Extracto seleccionado:
-----

Pero todas estas cosas pertenecen a otro mundo histórico y se hallan
muy alejadas de ese trío harapiento y fantástico y de su choza medio
arruinada. No eran monjes a no ser quizás en el sentido más literal y
arcaico de la palabra que es idéntico a eremita. Eran, por decirlo así,
tres solitarios que vivían socialmente juntos sin constituir sociedad. Todo
aquello poseía un carácter intensamente individual y, visto desde fuera,
parecía indudablemente, individual hasta la locura. El agitarse de algo
que encerraba en sí la promesa de un movimiento o de una misión se
puede sentir, como ya indiqué, en el hecho de apelar al Nuevo
Testamento.
Era ésto una manera de sors virgiliana aplicada a la Biblia; una práctica
no desconocida entre los protestantes si bien, atento a su espíritu crítico,
se inclinarían ellos a considerarla superstición de paganos. De todas
formas, abrir las Escrituras al azar parece casi lo opuesto a
escudriñarlas; aquello, empero, fue lo que ciertamente hizo Francisco.

-----

Datos sin procesar:
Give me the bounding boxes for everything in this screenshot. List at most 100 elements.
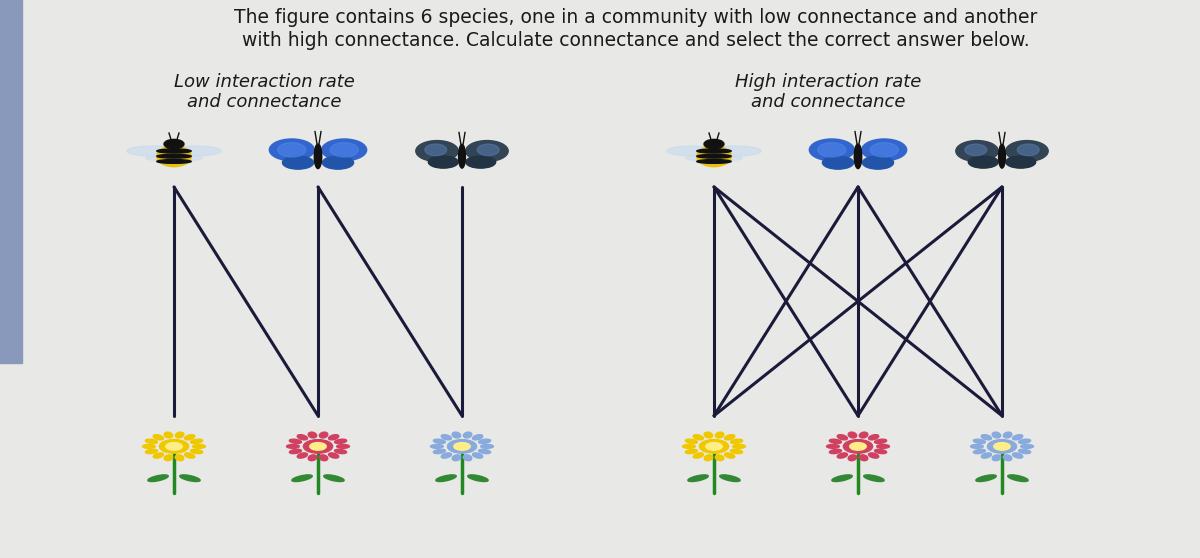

-----

Tarea requerida 1: Según el extracto sobre Francisco, ¿con qué palabra coincide el sentido más literal y arcaico de "monje"?
Tarea requerida 2: Reproduce del extracto sobre Francisco el pasaje que empieza con las palabras que contienen "Era ésto una" y termina con "ciertamente hizo Francisco.".
Tarea requerida 3: Prosigue el texto sobre Francisco y los tres solitarios a partir de su última oración.

Resultado 1: Eremita.

Resultado 2:
Era ésto una manera de sors virgiliana aplicada a la Biblia; una práctica
no desconocida entre los protestantes si bien, atento a su espíritu crítico,
se inclinarían ellos a considerarla superstición de paganos. De todas
formas, abrir las Escrituras al azar parece casi lo opuesto a
escudriñarlas; aquello, empero, fue lo que ciertamente hizo Francisco.

Resultado 3:
De acuerdo con uno de los relatos, trazó una simple señal de la cruz
sobre el Evangelio y lo abrió por tres lugares leyendo tres textos. Era el
primero la historia del joven rico cuya negativa a vender todos sus
bienes sirvió de ocasión a la paradoja del camello y la aguja. El segundo
refería el mandato a los discípulos de no llevar nada en el viaje ni saca
ni báculo ni dinero alguno. En el tercero aparecía aquella sentencia, a la
que en términos literales cabe llamar crucial, sobre el seguidor de Cristo
que debe cargar con su cruz. Otro relato no muy diferente habla sobre
Francisco que encuentra uno de esos textos casi por casualidad al
escuchar el evangelio del día. Pues bien, según la anterior versión
pareciera que el incidente debió ocurrir ciertamente en fecha muy
temprana de la nueva vida de Francisco, acaso poco después de la
ruptura con su padre, ya que aparentemente fue de conformidad con
dicho oráculo como Bernardo, el primer discípulo, se lanzó a la calle y
repartió todos sus bienes entre los pobres. Si acaeció así, al parecer
nada siguió por el momento a este hecho más allá de la ascética vida
individual en la choza por ermita. Por supuesto que esa vida eremítica
debe de haber revestido características más bien públicas, aunque, no
por ello dejaba de ser en un sentido muy real un alejamiento del mundo.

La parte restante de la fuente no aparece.